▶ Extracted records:
----------------------------------------
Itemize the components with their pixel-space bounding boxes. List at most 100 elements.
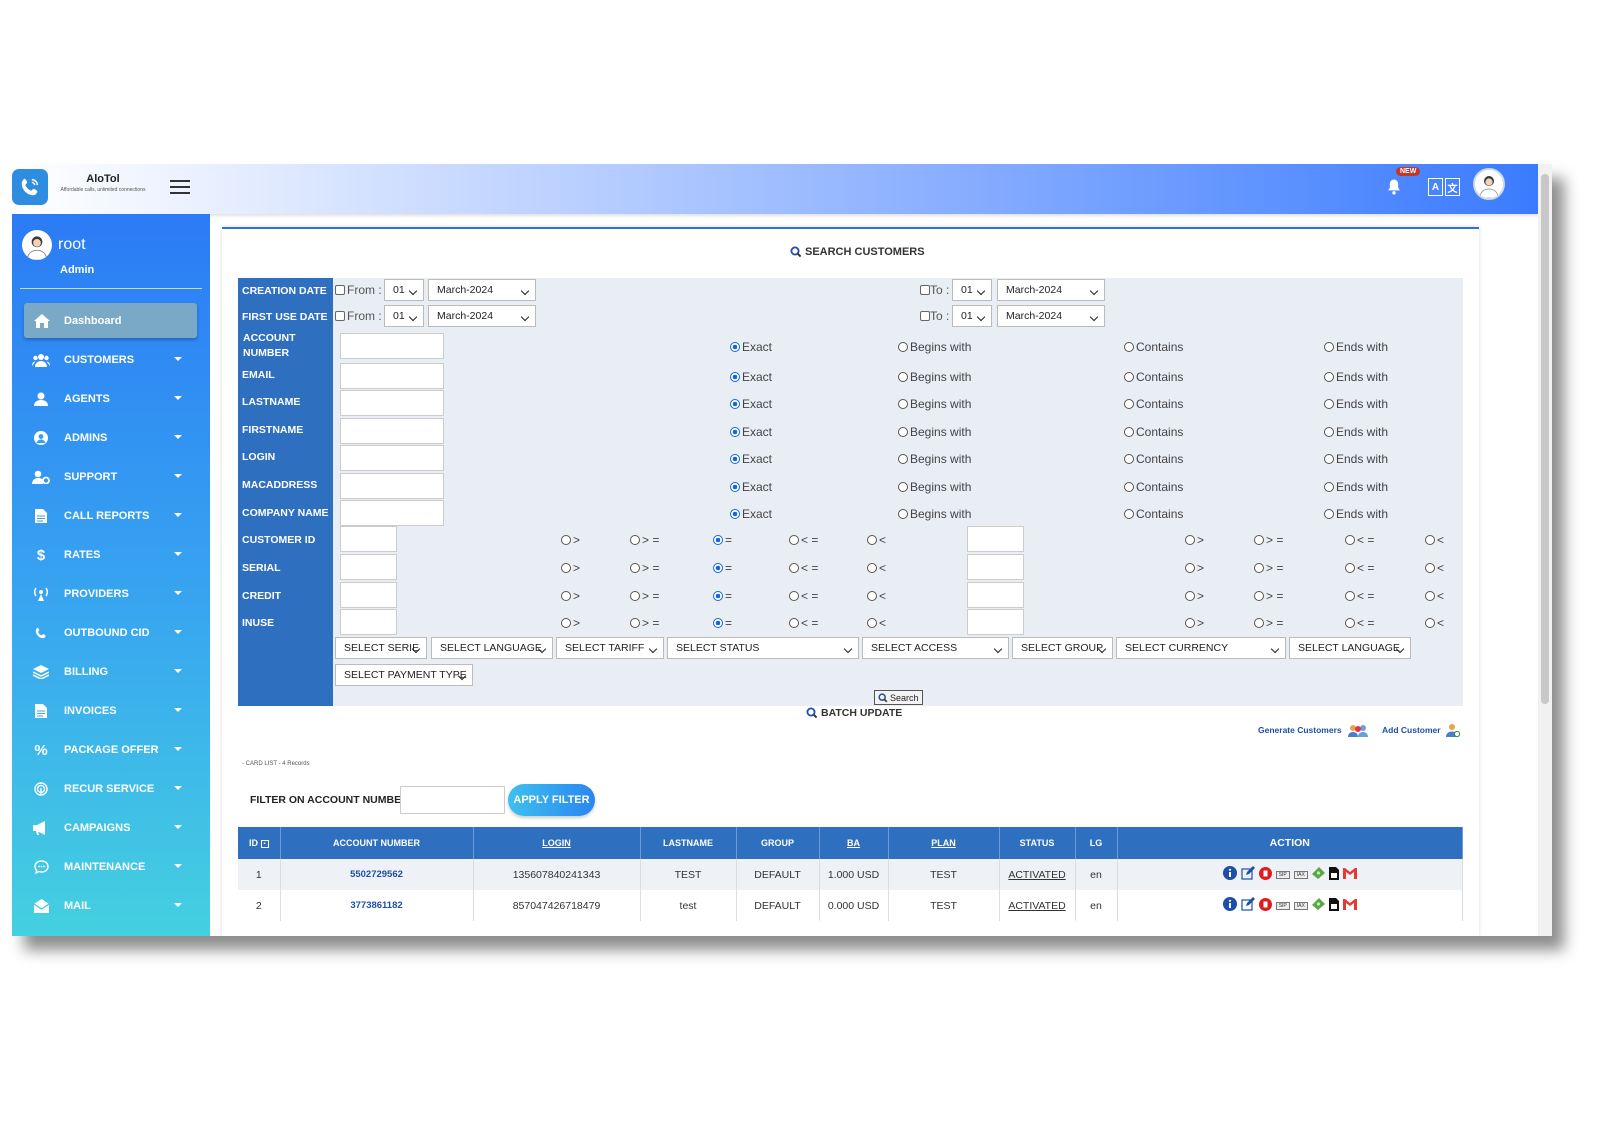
- iax-badge[interactable]: IAX: [1293, 870, 1308, 879]
- firstname-input[interactable]: [340, 418, 444, 444]
- sim-card-icon[interactable]: [1328, 897, 1339, 914]
- email-begins-with-radio[interactable]: Begins with: [898, 370, 971, 384]
- iax-badge[interactable]: IAX: [1293, 901, 1308, 910]
- language-icon[interactable]: A 文: [1428, 178, 1460, 196]
- account-number-exact-radio[interactable]: Exact: [730, 340, 772, 354]
- customer-id-gt-radio-2[interactable]: >: [1185, 533, 1204, 547]
- sidebar-item-package-offer[interactable]: % PACKAGE OFFER: [12, 731, 210, 769]
- account-number-contains-radio[interactable]: Contains: [1124, 340, 1183, 354]
- credit-input[interactable]: [340, 582, 397, 608]
- customer-id-eq-radio[interactable]: =: [713, 533, 732, 547]
- email-input[interactable]: [340, 363, 444, 389]
- firstuse-to-month-select[interactable]: March-2024: [997, 305, 1105, 327]
- credit-lt-radio-2[interactable]: <: [1425, 589, 1444, 603]
- creation-from-checkbox[interactable]: [335, 285, 345, 295]
- macaddress-input[interactable]: [340, 473, 444, 499]
- sidebar-item-outbound-cid[interactable]: OUTBOUND CID: [12, 614, 210, 652]
- credit-gte-radio-2[interactable]: > =: [1254, 589, 1283, 603]
- serial-eq-radio[interactable]: =: [713, 561, 732, 575]
- hamburger-menu-icon[interactable]: [170, 176, 190, 196]
- sidebar-item-mail[interactable]: MAIL: [12, 887, 210, 925]
- login-exact-radio[interactable]: Exact: [730, 452, 772, 466]
- creation-to-day-select[interactable]: 01: [952, 279, 992, 301]
- select-language-2[interactable]: SELECT LANGUAGE: [1289, 637, 1411, 659]
- company-name-begins-with-radio[interactable]: Begins with: [898, 507, 971, 521]
- col-lastname[interactable]: LASTNAME: [640, 827, 737, 859]
- creation-from-day-select[interactable]: 01: [384, 279, 424, 301]
- select-payment-type[interactable]: SELECT PAYMENT TYPE: [335, 664, 473, 686]
- cell-status-link[interactable]: ACTIVATED: [999, 859, 1076, 890]
- company-name-exact-radio[interactable]: Exact: [730, 507, 772, 521]
- col-account-number[interactable]: ACCOUNT NUMBER: [280, 827, 474, 859]
- company-name-ends-with-radio[interactable]: Ends with: [1324, 507, 1388, 521]
- serial-input[interactable]: [340, 554, 397, 580]
- sim-card-icon[interactable]: [1328, 866, 1339, 883]
- firstname-exact-radio[interactable]: Exact: [730, 425, 772, 439]
- macaddress-contains-radio[interactable]: Contains: [1124, 480, 1183, 494]
- sidebar-item-maintenance[interactable]: MAINTENANCE: [12, 848, 210, 886]
- sidebar-item-recur-service[interactable]: RECUR SERVICE: [12, 770, 210, 808]
- customer-id-lt-radio[interactable]: <: [867, 533, 886, 547]
- lastname-contains-radio[interactable]: Contains: [1124, 397, 1183, 411]
- delete-icon[interactable]: [1258, 866, 1272, 883]
- macaddress-begins-with-radio[interactable]: Begins with: [898, 480, 971, 494]
- col-lg[interactable]: LG: [1075, 827, 1118, 859]
- col-group[interactable]: GROUP: [736, 827, 820, 859]
- inuse-gte-radio-2[interactable]: > =: [1254, 616, 1283, 630]
- money-icon[interactable]: [1311, 867, 1325, 882]
- inuse-input-2[interactable]: [967, 609, 1024, 635]
- firstname-contains-radio[interactable]: Contains: [1124, 425, 1183, 439]
- inuse-lt-radio[interactable]: <: [867, 616, 886, 630]
- sidebar-item-invoices[interactable]: INVOICES: [12, 692, 210, 730]
- batch-update-link[interactable]: BATCH UPDATE: [806, 707, 902, 719]
- user-avatar[interactable]: [22, 230, 52, 260]
- edit-icon[interactable]: [1241, 866, 1255, 883]
- customer-id-input[interactable]: [340, 526, 397, 552]
- cell-status-link[interactable]: ACTIVATED: [999, 890, 1076, 921]
- serial-lte-radio-2[interactable]: < =: [1345, 561, 1374, 575]
- lastname-ends-with-radio[interactable]: Ends with: [1324, 397, 1388, 411]
- email-exact-radio[interactable]: Exact: [730, 370, 772, 384]
- select-serie[interactable]: SELECT SERIE: [335, 637, 427, 659]
- company-name-contains-radio[interactable]: Contains: [1124, 507, 1183, 521]
- creation-to-month-select[interactable]: March-2024: [997, 279, 1105, 301]
- sidebar-item-billing[interactable]: BILLING: [12, 653, 210, 691]
- select-language[interactable]: SELECT LANGUAGE: [431, 637, 553, 659]
- firstuse-from-month-select[interactable]: March-2024: [428, 305, 536, 327]
- email-contains-radio[interactable]: Contains: [1124, 370, 1183, 384]
- macaddress-ends-with-radio[interactable]: Ends with: [1324, 480, 1388, 494]
- serial-gt-radio-2[interactable]: >: [1185, 561, 1204, 575]
- info-icon[interactable]: [1222, 866, 1237, 883]
- add-customer-link[interactable]: Add Customer: [1382, 723, 1460, 737]
- col-id[interactable]: ID ▪: [238, 827, 281, 859]
- login-begins-with-radio[interactable]: Begins with: [898, 452, 971, 466]
- lastname-input[interactable]: [340, 390, 444, 416]
- inuse-lte-radio[interactable]: < =: [789, 616, 818, 630]
- credit-gte-radio[interactable]: > =: [630, 589, 659, 603]
- edit-icon[interactable]: [1241, 897, 1255, 914]
- col-status[interactable]: STATUS: [999, 827, 1076, 859]
- delete-icon[interactable]: [1258, 897, 1272, 914]
- sidebar-item-dashboard[interactable]: Dashboard: [24, 303, 197, 338]
- customer-id-gt-radio[interactable]: >: [561, 533, 580, 547]
- bell-icon[interactable]: [1384, 176, 1404, 198]
- sidebar-item-admins[interactable]: ADMINS: [12, 419, 210, 457]
- firstname-begins-with-radio[interactable]: Begins with: [898, 425, 971, 439]
- credit-lt-radio[interactable]: <: [867, 589, 886, 603]
- account-number-input[interactable]: [340, 333, 444, 359]
- serial-lt-radio-2[interactable]: <: [1425, 561, 1444, 575]
- credit-gt-radio[interactable]: >: [561, 589, 580, 603]
- col-ba[interactable]: BA: [819, 827, 889, 859]
- inuse-eq-radio[interactable]: =: [713, 616, 732, 630]
- inuse-lte-radio-2[interactable]: < =: [1345, 616, 1374, 630]
- serial-lte-radio[interactable]: < =: [789, 561, 818, 575]
- inuse-gt-radio[interactable]: >: [561, 616, 580, 630]
- scrollbar-thumb[interactable]: [1541, 174, 1549, 704]
- lastname-exact-radio[interactable]: Exact: [730, 397, 772, 411]
- serial-gte-radio[interactable]: > =: [630, 561, 659, 575]
- sip-badge[interactable]: SIP: [1275, 870, 1290, 879]
- inuse-lt-radio-2[interactable]: <: [1425, 616, 1444, 630]
- firstuse-from-day-select[interactable]: 01: [384, 305, 424, 327]
- select-access[interactable]: SELECT ACCESS: [862, 637, 1009, 659]
- col-plan[interactable]: PLAN: [888, 827, 1000, 859]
----------------------------------------
▶ Problem description:
Rewrite all the records above, substituting "clickable" for every occurrence of "interactable" and leaving everything else unchanged. Omit the pictures from your answer.

▶ Reply:
Itemize the components with their pixel-space bounding boxes. List at most 100 elements.
- iax-badge[clickable]: IAX: [1293, 870, 1308, 879]
- firstname-input[clickable]: [340, 418, 444, 444]
- sim-card-icon[clickable]: [1328, 897, 1339, 914]
- email-begins-with-radio[clickable]: Begins with: [898, 370, 971, 384]
- iax-badge[clickable]: IAX: [1293, 901, 1308, 910]
- language-icon[clickable]: A 文: [1428, 178, 1460, 196]
- account-number-exact-radio[clickable]: Exact: [730, 340, 772, 354]
- customer-id-gt-radio-2[clickable]: >: [1185, 533, 1204, 547]
- sidebar-item-package-offer[clickable]: % PACKAGE OFFER: [12, 731, 210, 769]
- account-number-contains-radio[clickable]: Contains: [1124, 340, 1183, 354]
- credit-input[clickable]: [340, 582, 397, 608]
- customer-id-eq-radio[clickable]: =: [713, 533, 732, 547]
- email-input[clickable]: [340, 363, 444, 389]
- firstuse-to-month-select[clickable]: March-2024: [997, 305, 1105, 327]
- credit-lt-radio-2[clickable]: <: [1425, 589, 1444, 603]
- creation-from-checkbox[clickable]: [335, 285, 345, 295]
- macaddress-input[clickable]: [340, 473, 444, 499]
- sidebar-item-outbound-cid[clickable]: OUTBOUND CID: [12, 614, 210, 652]
- credit-gte-radio-2[clickable]: > =: [1254, 589, 1283, 603]
- serial-eq-radio[clickable]: =: [713, 561, 732, 575]
- hamburger-menu-icon[clickable]: [170, 176, 190, 196]
- sidebar-item-mail[clickable]: MAIL: [12, 887, 210, 925]
- login-exact-radio[clickable]: Exact: [730, 452, 772, 466]
- creation-to-day-select[clickable]: 01: [952, 279, 992, 301]
- select-language-2[clickable]: SELECT LANGUAGE: [1289, 637, 1411, 659]
- company-name-begins-with-radio[clickable]: Begins with: [898, 507, 971, 521]
- col-lastname[clickable]: LASTNAME: [640, 827, 737, 859]
- creation-from-day-select[clickable]: 01: [384, 279, 424, 301]
- select-payment-type[clickable]: SELECT PAYMENT TYPE: [335, 664, 473, 686]
- cell-status-link[clickable]: ACTIVATED: [999, 859, 1076, 890]
- company-name-exact-radio[clickable]: Exact: [730, 507, 772, 521]
- col-account-number[clickable]: ACCOUNT NUMBER: [280, 827, 474, 859]
- company-name-ends-with-radio[clickable]: Ends with: [1324, 507, 1388, 521]
- serial-input[clickable]: [340, 554, 397, 580]
- sim-card-icon[clickable]: [1328, 866, 1339, 883]
- firstname-exact-radio[clickable]: Exact: [730, 425, 772, 439]
- macaddress-contains-radio[clickable]: Contains: [1124, 480, 1183, 494]
- sidebar-item-maintenance[clickable]: MAINTENANCE: [12, 848, 210, 886]
- sidebar-item-recur-service[clickable]: RECUR SERVICE: [12, 770, 210, 808]
- customer-id-lt-radio[clickable]: <: [867, 533, 886, 547]
- lastname-contains-radio[clickable]: Contains: [1124, 397, 1183, 411]
- delete-icon[clickable]: [1258, 866, 1272, 883]
- macaddress-begins-with-radio[clickable]: Begins with: [898, 480, 971, 494]
- col-lg[clickable]: LG: [1075, 827, 1118, 859]
- col-group[clickable]: GROUP: [736, 827, 820, 859]
- inuse-gte-radio-2[clickable]: > =: [1254, 616, 1283, 630]
- money-icon[clickable]: [1311, 867, 1325, 882]
- inuse-input-2[clickable]: [967, 609, 1024, 635]
- firstname-contains-radio[clickable]: Contains: [1124, 425, 1183, 439]
- inuse-lt-radio[clickable]: <: [867, 616, 886, 630]
- sidebar-item-invoices[clickable]: INVOICES: [12, 692, 210, 730]
- batch-update-link[clickable]: BATCH UPDATE: [806, 707, 902, 719]
- user-avatar[clickable]: [22, 230, 52, 260]
- edit-icon[clickable]: [1241, 866, 1255, 883]
- customer-id-input[clickable]: [340, 526, 397, 552]
- cell-status-link[clickable]: ACTIVATED: [999, 890, 1076, 921]
- serial-lte-radio-2[clickable]: < =: [1345, 561, 1374, 575]
- lastname-ends-with-radio[clickable]: Ends with: [1324, 397, 1388, 411]
- email-exact-radio[clickable]: Exact: [730, 370, 772, 384]
- select-serie[clickable]: SELECT SERIE: [335, 637, 427, 659]
- company-name-contains-radio[clickable]: Contains: [1124, 507, 1183, 521]
- creation-to-month-select[clickable]: March-2024: [997, 279, 1105, 301]
- sidebar-item-billing[clickable]: BILLING: [12, 653, 210, 691]
- select-language[clickable]: SELECT LANGUAGE: [431, 637, 553, 659]
- firstuse-from-month-select[clickable]: March-2024: [428, 305, 536, 327]
- email-contains-radio[clickable]: Contains: [1124, 370, 1183, 384]
- macaddress-ends-with-radio[clickable]: Ends with: [1324, 480, 1388, 494]
- serial-gt-radio-2[clickable]: >: [1185, 561, 1204, 575]
- info-icon[clickable]: [1222, 866, 1237, 883]
- add-customer-link[clickable]: Add Customer: [1382, 723, 1460, 737]
- col-id[clickable]: ID ▪: [238, 827, 281, 859]
- login-begins-with-radio[clickable]: Begins with: [898, 452, 971, 466]
- lastname-input[clickable]: [340, 390, 444, 416]
- inuse-lte-radio[clickable]: < =: [789, 616, 818, 630]
- credit-gte-radio[clickable]: > =: [630, 589, 659, 603]
- edit-icon[clickable]: [1241, 897, 1255, 914]
- col-status[clickable]: STATUS: [999, 827, 1076, 859]
- delete-icon[clickable]: [1258, 897, 1272, 914]
- sidebar-item-dashboard[clickable]: Dashboard: [24, 303, 197, 338]
- customer-id-gt-radio[clickable]: >: [561, 533, 580, 547]
- bell-icon[clickable]: [1384, 176, 1404, 198]
- sidebar-item-admins[clickable]: ADMINS: [12, 419, 210, 457]
- firstname-begins-with-radio[clickable]: Begins with: [898, 425, 971, 439]
- credit-lt-radio[clickable]: <: [867, 589, 886, 603]
- account-number-input[clickable]: [340, 333, 444, 359]
- serial-lt-radio-2[clickable]: <: [1425, 561, 1444, 575]
- credit-gt-radio[clickable]: >: [561, 589, 580, 603]
- col-ba[clickable]: BA: [819, 827, 889, 859]
- inuse-eq-radio[clickable]: =: [713, 616, 732, 630]
- inuse-lte-radio-2[clickable]: < =: [1345, 616, 1374, 630]
- serial-lte-radio[clickable]: < =: [789, 561, 818, 575]
- inuse-gt-radio[clickable]: >: [561, 616, 580, 630]
- scrollbar-thumb[clickable]: [1541, 174, 1549, 704]
- lastname-exact-radio[clickable]: Exact: [730, 397, 772, 411]
- serial-gte-radio[clickable]: > =: [630, 561, 659, 575]
- sip-badge[clickable]: SIP: [1275, 870, 1290, 879]
- inuse-lt-radio-2[clickable]: <: [1425, 616, 1444, 630]
- firstuse-from-day-select[clickable]: 01: [384, 305, 424, 327]
- select-access[clickable]: SELECT ACCESS: [862, 637, 1009, 659]
- col-plan[clickable]: PLAN: [888, 827, 1000, 859]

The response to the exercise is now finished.